## The request
Your task is to gather the lines below that hold the string "sont".

## Dataset records

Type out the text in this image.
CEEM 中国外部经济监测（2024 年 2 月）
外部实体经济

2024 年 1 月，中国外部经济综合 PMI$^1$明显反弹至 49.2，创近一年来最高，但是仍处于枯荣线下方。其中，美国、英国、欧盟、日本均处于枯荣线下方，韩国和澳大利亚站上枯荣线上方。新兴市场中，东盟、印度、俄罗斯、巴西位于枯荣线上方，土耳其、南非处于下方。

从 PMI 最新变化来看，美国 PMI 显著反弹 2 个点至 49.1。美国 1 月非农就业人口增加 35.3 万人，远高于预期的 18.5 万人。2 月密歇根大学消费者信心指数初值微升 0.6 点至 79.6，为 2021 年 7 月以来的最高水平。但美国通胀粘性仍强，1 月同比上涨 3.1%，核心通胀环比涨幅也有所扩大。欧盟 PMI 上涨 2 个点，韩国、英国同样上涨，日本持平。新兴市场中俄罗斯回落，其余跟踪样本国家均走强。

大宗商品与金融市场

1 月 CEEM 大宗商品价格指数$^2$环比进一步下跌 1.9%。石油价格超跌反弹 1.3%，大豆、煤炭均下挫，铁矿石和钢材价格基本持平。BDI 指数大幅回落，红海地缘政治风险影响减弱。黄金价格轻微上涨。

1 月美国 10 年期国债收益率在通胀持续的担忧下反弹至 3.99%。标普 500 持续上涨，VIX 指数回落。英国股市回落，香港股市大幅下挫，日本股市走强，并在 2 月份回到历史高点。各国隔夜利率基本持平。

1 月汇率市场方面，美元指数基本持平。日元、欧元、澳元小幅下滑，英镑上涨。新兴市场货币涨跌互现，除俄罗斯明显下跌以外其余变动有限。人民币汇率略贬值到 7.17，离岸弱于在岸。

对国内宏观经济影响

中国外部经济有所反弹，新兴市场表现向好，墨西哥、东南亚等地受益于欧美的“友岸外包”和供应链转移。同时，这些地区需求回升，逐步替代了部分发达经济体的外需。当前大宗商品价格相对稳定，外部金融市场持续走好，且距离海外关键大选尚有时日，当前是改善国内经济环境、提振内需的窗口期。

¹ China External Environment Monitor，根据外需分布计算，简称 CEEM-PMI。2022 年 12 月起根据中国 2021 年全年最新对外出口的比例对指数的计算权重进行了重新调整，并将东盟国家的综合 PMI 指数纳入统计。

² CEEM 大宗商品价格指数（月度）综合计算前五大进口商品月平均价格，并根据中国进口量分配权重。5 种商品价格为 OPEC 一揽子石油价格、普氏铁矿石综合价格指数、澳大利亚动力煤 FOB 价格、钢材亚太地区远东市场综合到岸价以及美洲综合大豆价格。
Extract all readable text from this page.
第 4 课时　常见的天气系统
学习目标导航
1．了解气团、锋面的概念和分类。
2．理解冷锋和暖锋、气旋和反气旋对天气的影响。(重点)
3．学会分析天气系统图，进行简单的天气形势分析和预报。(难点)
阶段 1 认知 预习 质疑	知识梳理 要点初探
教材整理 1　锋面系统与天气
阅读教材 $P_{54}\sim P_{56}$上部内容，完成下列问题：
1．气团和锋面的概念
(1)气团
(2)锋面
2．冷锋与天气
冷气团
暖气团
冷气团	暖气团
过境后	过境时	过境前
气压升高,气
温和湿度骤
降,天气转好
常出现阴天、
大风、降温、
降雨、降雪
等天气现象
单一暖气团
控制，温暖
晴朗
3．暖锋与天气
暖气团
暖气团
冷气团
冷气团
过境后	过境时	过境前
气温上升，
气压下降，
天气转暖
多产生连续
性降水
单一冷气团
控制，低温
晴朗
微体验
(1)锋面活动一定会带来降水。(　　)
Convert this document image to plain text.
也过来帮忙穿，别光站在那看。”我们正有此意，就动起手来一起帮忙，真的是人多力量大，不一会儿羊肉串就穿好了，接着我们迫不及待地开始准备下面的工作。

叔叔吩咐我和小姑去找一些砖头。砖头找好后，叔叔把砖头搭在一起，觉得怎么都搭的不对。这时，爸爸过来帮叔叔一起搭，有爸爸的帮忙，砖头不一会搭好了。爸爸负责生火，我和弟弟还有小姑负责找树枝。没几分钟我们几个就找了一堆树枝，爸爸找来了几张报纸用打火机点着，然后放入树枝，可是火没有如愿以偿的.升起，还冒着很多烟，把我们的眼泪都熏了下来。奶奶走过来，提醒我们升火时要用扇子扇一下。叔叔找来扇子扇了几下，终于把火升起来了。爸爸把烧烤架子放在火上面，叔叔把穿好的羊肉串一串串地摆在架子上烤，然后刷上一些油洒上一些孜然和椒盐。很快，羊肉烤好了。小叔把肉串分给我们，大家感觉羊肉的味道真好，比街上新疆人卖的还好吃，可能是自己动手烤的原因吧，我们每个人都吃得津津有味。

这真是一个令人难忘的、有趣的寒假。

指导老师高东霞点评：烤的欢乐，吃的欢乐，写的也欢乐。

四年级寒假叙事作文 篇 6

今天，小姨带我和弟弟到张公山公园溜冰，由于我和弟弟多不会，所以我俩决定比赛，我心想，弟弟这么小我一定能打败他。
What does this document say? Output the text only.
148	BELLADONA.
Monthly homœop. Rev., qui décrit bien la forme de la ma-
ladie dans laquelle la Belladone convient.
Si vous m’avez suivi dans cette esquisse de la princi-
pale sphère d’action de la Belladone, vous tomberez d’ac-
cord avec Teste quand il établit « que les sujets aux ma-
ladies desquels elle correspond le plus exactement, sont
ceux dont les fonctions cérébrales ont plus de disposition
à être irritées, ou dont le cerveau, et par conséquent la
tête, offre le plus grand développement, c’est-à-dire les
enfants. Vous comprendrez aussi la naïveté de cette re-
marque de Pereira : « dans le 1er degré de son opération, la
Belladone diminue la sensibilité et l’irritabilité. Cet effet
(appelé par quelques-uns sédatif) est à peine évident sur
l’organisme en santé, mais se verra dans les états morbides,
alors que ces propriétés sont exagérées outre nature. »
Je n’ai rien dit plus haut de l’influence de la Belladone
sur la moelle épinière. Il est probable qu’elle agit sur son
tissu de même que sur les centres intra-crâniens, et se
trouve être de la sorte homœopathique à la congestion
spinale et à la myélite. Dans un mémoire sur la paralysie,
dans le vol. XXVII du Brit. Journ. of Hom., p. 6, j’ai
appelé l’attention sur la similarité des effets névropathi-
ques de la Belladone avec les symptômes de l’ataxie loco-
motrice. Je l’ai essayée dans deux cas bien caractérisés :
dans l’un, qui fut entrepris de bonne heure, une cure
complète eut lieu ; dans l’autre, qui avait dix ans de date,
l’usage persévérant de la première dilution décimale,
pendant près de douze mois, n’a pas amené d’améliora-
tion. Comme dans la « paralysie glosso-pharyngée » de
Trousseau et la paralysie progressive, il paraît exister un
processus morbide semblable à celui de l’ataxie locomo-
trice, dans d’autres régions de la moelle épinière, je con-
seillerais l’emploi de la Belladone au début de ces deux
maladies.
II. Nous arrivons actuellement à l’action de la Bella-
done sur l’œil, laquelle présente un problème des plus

## Response to this exercise
ladies desquels elle correspond le plus exactement, sont
alors que ces propriétés sont exagérées outre nature. »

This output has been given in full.